▶ _Goal_
In the listing that follows, count every line with the word "JSON" in it and write only the total.

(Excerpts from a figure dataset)
•••••

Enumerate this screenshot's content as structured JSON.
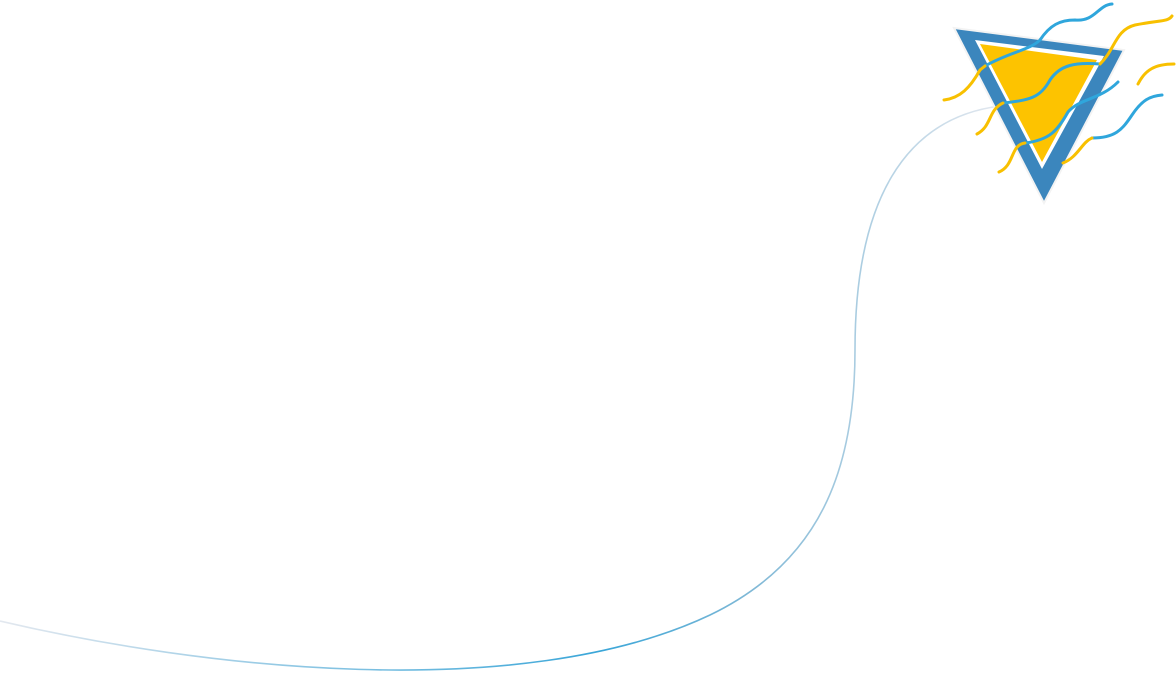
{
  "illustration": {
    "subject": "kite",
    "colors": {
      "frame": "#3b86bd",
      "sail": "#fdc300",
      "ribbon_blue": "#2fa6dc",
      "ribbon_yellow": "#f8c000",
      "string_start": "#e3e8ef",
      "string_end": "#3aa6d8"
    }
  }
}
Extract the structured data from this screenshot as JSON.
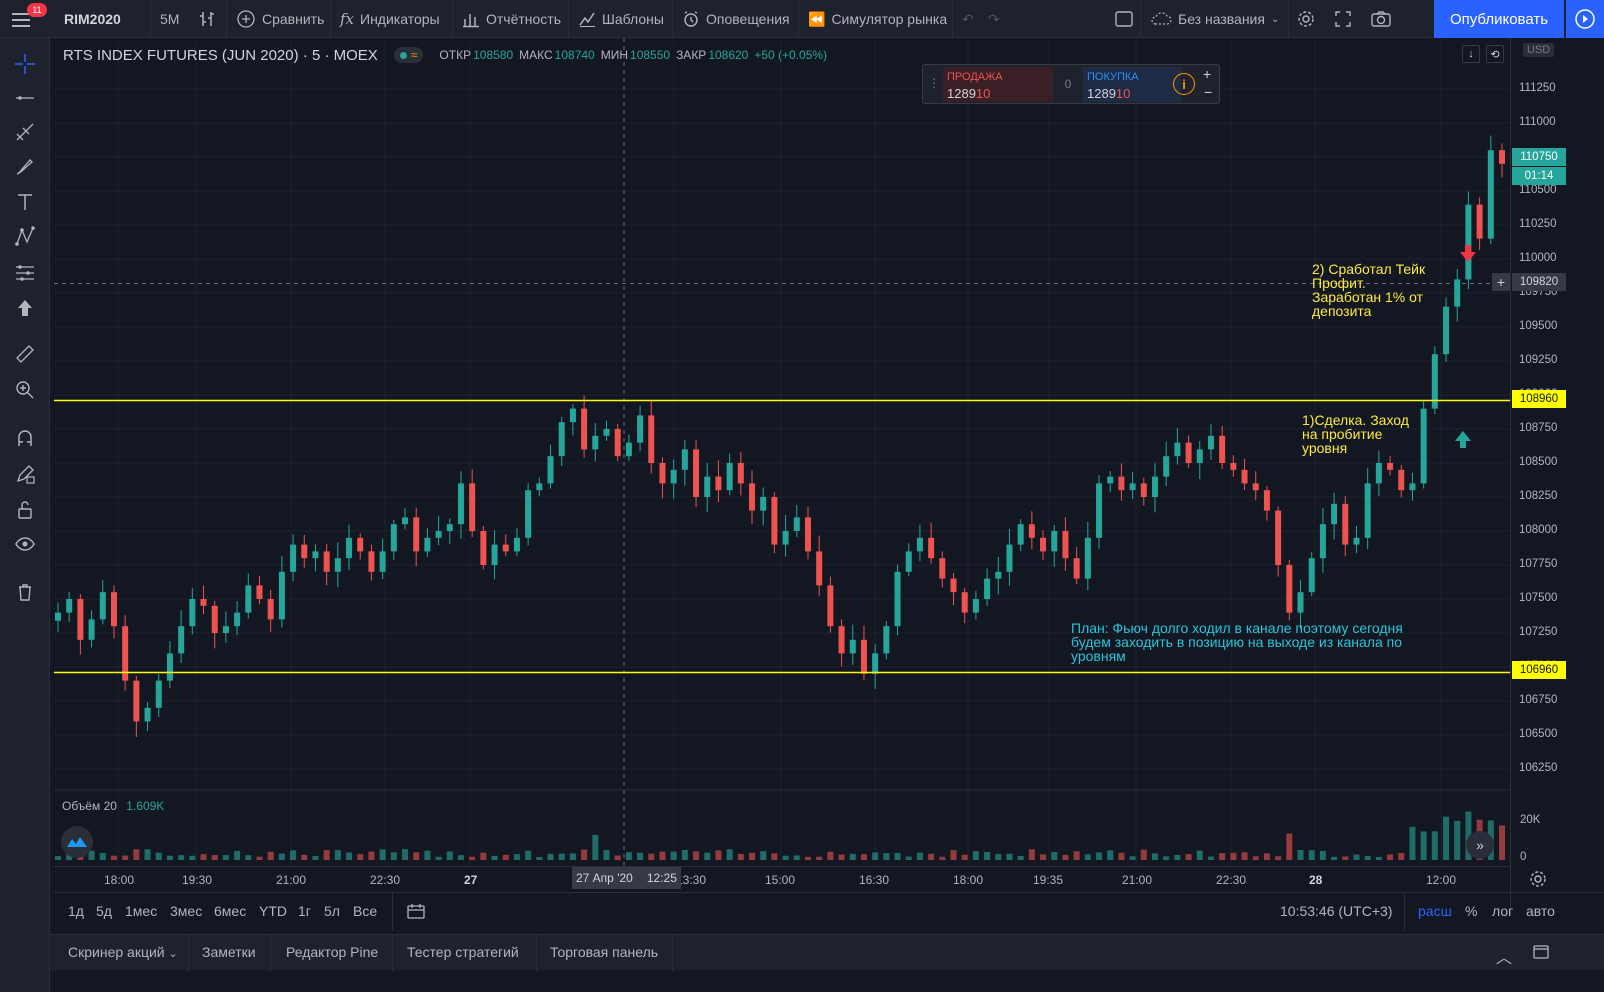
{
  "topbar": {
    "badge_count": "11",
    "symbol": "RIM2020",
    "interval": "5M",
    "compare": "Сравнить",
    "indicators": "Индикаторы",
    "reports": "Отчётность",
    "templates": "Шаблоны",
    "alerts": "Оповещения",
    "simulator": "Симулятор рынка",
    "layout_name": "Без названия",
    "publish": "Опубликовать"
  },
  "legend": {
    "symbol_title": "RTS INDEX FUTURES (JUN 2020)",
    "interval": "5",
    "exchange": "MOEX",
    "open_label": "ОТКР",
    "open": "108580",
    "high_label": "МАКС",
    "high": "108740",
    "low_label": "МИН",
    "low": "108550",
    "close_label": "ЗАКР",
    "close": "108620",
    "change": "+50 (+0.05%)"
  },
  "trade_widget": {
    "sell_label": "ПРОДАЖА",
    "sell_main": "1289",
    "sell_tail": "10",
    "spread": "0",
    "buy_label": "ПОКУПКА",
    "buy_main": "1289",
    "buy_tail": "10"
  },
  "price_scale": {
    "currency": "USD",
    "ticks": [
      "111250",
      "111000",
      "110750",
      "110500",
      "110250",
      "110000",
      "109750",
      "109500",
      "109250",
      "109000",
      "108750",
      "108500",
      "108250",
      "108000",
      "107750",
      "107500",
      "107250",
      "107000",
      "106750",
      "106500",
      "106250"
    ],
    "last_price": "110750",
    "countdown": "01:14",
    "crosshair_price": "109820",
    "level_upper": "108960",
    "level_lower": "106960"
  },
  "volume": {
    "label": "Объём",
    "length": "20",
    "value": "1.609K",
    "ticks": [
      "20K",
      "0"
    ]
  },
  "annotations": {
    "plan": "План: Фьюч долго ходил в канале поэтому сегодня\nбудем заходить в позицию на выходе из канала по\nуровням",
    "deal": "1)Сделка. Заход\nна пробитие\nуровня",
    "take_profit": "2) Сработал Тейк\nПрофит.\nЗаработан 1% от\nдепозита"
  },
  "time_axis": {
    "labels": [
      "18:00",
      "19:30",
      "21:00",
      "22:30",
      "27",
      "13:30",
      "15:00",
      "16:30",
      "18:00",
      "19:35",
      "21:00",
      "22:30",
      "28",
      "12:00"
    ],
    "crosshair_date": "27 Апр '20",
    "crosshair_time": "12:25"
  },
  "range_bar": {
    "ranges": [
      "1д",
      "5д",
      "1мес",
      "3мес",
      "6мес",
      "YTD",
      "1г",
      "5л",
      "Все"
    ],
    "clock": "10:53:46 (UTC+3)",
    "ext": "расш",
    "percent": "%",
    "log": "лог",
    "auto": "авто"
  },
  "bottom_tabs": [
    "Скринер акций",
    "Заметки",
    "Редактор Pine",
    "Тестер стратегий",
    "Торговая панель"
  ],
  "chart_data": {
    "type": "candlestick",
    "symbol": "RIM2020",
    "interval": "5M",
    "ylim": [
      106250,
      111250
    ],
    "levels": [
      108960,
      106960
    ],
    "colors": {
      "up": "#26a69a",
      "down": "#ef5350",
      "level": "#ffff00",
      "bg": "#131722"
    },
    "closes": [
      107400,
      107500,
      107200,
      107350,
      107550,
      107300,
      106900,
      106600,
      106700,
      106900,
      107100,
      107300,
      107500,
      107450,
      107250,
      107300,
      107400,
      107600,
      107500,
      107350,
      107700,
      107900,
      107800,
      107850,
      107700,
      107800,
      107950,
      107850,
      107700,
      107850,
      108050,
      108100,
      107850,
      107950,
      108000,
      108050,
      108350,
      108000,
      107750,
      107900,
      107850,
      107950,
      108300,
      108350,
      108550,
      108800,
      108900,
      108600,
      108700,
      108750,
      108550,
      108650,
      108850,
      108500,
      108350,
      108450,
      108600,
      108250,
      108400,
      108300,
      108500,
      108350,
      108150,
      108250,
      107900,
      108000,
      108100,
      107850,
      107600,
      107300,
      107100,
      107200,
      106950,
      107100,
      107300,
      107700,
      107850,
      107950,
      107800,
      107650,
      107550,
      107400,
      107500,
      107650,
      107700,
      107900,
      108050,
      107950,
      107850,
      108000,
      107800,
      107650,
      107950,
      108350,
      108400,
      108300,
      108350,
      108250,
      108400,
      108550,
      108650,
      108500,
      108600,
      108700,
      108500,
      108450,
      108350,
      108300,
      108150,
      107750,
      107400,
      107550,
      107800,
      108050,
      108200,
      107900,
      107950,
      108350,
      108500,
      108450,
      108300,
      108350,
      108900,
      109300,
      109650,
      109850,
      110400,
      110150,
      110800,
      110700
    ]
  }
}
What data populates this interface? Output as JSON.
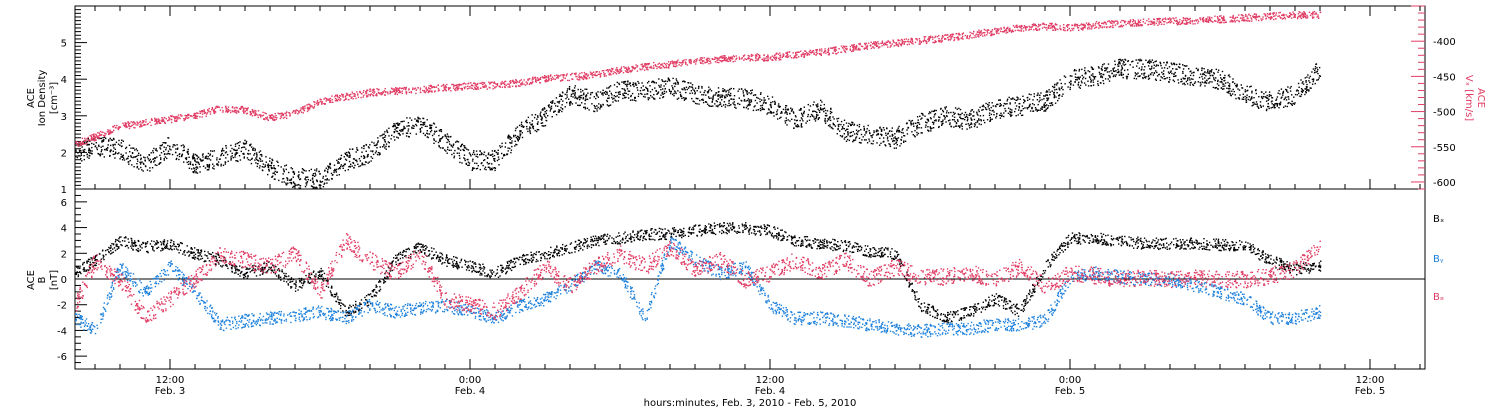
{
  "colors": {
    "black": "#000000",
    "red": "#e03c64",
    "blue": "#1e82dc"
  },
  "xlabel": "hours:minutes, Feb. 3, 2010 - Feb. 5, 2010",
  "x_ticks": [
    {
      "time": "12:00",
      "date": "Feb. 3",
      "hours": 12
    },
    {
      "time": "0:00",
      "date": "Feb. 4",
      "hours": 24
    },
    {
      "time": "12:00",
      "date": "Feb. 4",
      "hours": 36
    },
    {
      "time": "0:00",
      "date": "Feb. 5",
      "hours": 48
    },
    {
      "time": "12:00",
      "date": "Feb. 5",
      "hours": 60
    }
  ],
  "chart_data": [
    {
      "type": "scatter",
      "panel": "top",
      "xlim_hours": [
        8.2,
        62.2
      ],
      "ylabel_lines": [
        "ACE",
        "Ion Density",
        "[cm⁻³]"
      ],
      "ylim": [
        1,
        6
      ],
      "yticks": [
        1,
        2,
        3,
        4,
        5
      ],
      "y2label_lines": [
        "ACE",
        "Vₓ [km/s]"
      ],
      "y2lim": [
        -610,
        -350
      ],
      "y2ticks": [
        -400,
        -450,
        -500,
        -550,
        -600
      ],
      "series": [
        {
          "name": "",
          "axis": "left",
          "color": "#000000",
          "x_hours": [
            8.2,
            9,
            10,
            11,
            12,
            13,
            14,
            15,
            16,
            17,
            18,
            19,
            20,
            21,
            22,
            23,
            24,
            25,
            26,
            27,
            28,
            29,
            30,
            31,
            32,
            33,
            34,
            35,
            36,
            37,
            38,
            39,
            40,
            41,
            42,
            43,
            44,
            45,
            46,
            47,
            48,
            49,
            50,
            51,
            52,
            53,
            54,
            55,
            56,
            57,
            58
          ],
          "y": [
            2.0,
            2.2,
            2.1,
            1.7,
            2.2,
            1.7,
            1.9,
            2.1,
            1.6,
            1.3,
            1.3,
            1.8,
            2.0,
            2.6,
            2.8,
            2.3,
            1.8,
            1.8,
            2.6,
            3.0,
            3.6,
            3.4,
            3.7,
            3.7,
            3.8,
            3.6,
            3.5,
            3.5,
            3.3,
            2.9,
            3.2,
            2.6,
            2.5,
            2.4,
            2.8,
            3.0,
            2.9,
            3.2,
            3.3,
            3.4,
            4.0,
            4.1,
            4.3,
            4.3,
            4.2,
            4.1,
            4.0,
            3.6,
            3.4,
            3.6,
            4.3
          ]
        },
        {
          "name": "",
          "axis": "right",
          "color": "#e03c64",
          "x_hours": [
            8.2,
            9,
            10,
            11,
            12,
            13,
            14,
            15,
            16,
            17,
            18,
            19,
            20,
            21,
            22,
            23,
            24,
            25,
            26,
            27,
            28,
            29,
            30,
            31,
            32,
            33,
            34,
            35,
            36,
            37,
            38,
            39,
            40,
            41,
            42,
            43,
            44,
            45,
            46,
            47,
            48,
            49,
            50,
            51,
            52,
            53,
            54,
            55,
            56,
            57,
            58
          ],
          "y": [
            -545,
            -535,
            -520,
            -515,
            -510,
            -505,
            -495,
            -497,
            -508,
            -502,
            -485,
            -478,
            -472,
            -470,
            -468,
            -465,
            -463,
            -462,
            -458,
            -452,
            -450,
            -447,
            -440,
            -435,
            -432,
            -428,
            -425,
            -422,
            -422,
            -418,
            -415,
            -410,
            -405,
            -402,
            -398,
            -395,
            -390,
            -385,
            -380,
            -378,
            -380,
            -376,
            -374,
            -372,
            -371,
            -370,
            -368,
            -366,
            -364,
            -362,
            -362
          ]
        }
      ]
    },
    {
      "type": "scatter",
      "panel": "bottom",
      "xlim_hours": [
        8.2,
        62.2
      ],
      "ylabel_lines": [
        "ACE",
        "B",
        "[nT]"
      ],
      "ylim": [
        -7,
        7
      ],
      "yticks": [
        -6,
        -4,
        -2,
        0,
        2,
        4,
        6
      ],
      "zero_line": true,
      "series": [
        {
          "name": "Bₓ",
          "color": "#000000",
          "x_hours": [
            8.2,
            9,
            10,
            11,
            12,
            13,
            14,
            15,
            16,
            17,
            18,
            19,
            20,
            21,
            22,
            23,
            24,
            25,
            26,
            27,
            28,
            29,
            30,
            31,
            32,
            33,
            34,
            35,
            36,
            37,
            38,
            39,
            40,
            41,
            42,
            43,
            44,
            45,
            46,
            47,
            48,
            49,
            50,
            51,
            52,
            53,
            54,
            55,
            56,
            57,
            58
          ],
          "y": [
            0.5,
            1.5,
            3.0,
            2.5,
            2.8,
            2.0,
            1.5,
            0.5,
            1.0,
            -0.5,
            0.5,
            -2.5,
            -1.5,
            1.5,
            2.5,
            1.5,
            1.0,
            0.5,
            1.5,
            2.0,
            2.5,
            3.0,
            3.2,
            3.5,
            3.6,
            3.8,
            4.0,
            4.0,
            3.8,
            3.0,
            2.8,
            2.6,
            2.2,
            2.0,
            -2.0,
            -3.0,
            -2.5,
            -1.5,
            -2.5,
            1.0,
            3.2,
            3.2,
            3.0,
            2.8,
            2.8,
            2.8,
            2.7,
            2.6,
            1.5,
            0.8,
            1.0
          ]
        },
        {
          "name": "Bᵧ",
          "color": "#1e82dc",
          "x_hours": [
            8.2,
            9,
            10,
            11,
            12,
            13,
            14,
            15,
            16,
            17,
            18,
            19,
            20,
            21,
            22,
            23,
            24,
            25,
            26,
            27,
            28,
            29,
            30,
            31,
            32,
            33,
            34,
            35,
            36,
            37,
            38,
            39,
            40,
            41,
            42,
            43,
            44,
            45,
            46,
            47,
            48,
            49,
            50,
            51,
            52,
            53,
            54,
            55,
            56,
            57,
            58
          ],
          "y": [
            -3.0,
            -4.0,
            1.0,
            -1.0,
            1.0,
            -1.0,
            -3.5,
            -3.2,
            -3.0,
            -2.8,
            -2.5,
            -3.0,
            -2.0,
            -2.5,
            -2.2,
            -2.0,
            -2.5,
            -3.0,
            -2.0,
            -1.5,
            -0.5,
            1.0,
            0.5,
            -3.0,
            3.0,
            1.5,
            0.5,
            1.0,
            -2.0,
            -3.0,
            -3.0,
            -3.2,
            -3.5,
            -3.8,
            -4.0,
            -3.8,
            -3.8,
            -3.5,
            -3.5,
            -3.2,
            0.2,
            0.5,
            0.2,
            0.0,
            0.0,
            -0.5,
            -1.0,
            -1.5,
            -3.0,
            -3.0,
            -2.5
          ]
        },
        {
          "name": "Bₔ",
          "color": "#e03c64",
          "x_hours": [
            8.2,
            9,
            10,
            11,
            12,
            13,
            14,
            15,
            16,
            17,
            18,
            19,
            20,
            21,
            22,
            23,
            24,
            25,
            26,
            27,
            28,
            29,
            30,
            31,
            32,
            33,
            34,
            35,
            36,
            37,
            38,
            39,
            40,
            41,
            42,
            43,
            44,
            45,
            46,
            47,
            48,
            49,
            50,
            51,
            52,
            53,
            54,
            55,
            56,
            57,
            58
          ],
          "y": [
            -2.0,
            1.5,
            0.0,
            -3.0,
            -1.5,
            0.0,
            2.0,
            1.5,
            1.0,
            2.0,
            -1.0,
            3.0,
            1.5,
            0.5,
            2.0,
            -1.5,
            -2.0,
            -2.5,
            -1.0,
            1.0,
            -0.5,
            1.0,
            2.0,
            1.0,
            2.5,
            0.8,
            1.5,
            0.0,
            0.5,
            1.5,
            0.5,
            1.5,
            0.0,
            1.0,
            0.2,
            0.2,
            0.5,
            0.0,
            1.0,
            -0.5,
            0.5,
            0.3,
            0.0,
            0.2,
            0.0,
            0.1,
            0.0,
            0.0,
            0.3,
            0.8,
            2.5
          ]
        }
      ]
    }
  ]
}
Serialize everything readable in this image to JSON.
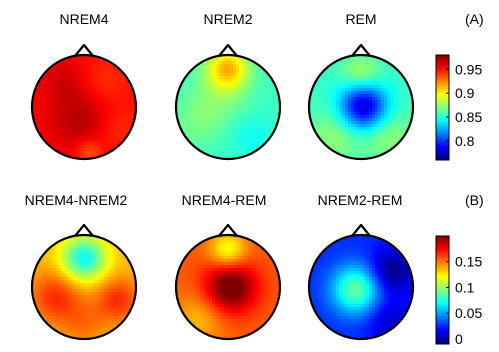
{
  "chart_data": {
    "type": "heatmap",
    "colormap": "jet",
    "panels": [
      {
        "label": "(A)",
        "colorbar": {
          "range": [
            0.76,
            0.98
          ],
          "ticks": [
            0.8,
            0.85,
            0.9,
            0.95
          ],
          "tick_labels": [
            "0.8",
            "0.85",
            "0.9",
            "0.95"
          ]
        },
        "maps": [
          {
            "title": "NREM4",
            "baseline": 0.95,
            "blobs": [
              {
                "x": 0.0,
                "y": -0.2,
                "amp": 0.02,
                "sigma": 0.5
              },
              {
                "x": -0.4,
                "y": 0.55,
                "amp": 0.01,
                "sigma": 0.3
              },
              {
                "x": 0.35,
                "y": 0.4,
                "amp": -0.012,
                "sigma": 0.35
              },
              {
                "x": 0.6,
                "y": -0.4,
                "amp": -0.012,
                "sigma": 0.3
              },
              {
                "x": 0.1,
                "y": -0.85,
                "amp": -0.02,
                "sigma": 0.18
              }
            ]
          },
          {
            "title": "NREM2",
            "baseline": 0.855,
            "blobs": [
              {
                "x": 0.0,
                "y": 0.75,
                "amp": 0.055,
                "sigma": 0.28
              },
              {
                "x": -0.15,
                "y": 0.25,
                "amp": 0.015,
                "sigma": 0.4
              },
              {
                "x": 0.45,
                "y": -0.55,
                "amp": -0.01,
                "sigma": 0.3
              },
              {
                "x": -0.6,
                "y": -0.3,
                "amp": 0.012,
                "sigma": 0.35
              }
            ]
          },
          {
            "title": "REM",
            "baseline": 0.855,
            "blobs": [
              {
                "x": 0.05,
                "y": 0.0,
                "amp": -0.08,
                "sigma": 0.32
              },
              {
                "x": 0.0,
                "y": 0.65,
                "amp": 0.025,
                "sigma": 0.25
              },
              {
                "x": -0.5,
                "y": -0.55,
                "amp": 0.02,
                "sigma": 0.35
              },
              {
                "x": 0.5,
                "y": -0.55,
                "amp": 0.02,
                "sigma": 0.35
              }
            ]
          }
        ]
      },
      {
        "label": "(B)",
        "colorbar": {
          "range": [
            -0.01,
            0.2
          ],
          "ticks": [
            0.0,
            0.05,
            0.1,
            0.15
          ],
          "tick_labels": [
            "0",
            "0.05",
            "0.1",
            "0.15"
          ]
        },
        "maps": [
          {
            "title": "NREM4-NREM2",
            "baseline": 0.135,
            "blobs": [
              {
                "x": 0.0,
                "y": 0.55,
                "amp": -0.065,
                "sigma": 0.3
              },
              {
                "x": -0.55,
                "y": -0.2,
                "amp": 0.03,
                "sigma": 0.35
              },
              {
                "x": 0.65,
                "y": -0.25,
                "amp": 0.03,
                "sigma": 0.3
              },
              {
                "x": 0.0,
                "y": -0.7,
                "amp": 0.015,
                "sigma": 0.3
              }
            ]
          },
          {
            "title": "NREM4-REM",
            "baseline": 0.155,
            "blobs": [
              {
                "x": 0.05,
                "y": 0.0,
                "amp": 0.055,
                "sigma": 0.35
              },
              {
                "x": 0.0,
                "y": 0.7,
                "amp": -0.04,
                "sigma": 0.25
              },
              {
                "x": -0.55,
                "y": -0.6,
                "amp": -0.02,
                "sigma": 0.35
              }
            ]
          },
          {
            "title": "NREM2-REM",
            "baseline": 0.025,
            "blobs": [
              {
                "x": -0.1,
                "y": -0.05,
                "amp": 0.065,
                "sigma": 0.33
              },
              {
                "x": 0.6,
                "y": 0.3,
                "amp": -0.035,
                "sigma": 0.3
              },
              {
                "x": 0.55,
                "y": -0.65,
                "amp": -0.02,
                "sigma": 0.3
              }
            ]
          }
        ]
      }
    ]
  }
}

•••••

▶ _Full solution_
4